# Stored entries
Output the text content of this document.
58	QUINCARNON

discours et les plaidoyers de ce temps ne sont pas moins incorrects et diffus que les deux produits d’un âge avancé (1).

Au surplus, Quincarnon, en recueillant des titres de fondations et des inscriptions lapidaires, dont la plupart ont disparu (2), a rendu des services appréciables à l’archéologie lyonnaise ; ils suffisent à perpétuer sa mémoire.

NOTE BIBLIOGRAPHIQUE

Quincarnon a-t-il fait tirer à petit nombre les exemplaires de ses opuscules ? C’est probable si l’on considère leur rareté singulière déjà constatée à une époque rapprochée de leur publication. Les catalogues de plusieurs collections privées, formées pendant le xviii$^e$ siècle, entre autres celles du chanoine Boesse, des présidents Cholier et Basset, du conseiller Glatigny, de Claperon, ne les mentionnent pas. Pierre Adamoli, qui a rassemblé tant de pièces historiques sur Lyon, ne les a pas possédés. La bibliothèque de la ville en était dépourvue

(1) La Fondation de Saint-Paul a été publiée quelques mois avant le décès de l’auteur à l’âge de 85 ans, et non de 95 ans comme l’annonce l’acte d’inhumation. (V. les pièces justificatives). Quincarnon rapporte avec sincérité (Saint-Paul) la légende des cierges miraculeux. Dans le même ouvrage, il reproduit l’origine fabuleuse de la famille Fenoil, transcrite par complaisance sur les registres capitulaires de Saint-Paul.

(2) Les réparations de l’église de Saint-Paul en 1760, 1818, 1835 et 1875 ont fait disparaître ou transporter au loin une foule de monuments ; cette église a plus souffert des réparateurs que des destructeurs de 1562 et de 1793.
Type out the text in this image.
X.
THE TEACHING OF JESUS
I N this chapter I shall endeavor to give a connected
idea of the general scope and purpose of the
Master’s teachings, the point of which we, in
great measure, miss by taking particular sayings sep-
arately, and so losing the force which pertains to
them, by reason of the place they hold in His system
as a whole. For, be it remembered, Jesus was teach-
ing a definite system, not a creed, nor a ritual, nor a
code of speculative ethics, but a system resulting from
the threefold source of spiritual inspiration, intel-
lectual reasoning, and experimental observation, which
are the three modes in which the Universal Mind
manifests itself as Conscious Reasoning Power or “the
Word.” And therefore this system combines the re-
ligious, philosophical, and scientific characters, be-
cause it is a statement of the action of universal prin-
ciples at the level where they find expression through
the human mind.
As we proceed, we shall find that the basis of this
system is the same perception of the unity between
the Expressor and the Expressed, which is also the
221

# Description of the task
Exactly how many lines contain "pièces"? State the number and nothing else.

# Completed exercise
2